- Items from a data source
<<<<
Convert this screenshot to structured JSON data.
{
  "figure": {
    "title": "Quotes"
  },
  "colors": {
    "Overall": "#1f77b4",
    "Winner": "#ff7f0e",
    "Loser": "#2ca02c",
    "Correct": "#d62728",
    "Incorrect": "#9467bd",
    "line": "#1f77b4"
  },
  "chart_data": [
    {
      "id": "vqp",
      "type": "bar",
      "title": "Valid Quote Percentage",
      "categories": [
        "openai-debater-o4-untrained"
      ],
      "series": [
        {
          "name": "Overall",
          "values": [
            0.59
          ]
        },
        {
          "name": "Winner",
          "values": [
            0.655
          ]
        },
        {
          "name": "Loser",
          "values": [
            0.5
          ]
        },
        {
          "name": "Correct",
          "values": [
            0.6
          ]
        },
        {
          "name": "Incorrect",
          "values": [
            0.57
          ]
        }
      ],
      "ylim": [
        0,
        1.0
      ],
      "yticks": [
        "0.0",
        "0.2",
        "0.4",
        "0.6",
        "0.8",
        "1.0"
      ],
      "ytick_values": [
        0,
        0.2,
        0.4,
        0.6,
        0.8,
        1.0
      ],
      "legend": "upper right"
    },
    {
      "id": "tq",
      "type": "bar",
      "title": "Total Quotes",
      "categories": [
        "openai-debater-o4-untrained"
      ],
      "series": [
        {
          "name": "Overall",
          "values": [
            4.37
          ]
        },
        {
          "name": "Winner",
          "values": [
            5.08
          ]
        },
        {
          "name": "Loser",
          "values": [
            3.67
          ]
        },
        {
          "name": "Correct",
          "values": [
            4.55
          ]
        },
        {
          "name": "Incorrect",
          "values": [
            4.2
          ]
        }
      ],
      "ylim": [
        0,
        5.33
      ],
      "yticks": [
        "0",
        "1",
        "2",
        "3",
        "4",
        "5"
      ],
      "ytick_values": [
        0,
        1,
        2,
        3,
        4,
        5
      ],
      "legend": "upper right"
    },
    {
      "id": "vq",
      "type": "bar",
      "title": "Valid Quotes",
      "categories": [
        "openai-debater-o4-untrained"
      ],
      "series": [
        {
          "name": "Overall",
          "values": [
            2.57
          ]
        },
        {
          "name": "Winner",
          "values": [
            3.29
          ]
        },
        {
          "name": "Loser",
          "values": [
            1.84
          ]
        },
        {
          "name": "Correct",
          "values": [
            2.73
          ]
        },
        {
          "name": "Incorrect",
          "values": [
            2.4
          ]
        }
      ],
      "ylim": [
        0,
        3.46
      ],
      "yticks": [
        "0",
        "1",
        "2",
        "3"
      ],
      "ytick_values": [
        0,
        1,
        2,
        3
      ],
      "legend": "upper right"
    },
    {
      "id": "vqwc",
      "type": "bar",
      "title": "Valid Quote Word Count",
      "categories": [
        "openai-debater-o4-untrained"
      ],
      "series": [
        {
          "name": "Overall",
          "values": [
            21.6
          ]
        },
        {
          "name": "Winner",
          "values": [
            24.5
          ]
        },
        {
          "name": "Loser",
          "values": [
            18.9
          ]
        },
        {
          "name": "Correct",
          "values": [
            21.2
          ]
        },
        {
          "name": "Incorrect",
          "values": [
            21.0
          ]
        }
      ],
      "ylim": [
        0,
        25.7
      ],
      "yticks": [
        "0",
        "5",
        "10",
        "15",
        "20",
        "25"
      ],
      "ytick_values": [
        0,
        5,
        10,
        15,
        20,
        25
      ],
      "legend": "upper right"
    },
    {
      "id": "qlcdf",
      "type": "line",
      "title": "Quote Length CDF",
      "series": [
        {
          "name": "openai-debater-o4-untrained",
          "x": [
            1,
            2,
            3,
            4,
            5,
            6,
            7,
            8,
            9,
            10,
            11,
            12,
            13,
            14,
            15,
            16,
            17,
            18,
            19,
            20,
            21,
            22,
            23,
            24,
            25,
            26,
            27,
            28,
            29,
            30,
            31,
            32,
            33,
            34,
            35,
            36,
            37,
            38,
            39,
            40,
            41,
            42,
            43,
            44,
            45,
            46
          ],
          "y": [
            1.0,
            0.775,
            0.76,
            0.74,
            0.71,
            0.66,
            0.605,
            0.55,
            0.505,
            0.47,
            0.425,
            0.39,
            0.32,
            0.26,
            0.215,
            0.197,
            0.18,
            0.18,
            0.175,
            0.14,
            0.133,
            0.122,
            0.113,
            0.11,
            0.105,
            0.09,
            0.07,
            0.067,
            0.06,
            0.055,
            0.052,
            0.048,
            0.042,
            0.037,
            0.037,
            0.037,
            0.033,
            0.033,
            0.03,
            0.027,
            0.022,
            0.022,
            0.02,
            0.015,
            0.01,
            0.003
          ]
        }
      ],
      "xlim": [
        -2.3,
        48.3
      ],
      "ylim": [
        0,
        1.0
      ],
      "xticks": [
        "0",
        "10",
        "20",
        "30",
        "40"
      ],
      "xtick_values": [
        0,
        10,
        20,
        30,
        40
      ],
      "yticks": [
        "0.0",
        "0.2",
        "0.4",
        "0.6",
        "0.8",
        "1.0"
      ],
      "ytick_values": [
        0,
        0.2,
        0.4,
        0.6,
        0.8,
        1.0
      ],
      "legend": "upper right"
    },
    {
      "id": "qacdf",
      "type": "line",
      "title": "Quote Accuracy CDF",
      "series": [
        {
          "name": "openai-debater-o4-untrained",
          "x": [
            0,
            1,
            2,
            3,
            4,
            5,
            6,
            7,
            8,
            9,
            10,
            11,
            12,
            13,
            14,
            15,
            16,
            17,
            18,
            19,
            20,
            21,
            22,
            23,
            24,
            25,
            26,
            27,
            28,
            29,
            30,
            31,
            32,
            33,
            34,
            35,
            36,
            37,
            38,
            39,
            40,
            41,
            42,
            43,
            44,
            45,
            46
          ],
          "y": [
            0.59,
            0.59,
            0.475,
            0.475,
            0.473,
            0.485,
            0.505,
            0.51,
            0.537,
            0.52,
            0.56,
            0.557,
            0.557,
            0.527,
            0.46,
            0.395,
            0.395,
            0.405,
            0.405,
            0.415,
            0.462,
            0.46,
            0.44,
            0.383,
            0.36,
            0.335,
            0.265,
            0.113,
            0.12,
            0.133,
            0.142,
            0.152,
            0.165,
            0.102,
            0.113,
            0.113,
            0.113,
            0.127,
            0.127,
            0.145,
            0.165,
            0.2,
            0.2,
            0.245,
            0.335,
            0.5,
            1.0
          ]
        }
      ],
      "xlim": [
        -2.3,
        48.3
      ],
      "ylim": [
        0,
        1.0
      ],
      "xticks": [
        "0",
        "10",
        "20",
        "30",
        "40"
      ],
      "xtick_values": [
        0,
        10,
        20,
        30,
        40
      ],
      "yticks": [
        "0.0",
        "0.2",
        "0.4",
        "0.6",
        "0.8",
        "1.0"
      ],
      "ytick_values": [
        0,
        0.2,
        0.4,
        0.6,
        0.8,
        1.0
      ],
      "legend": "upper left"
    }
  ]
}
>>>>
- Brief
Answer with one number: how many lines of the entries above include the word "Quotes".

- Solution for this exercise
3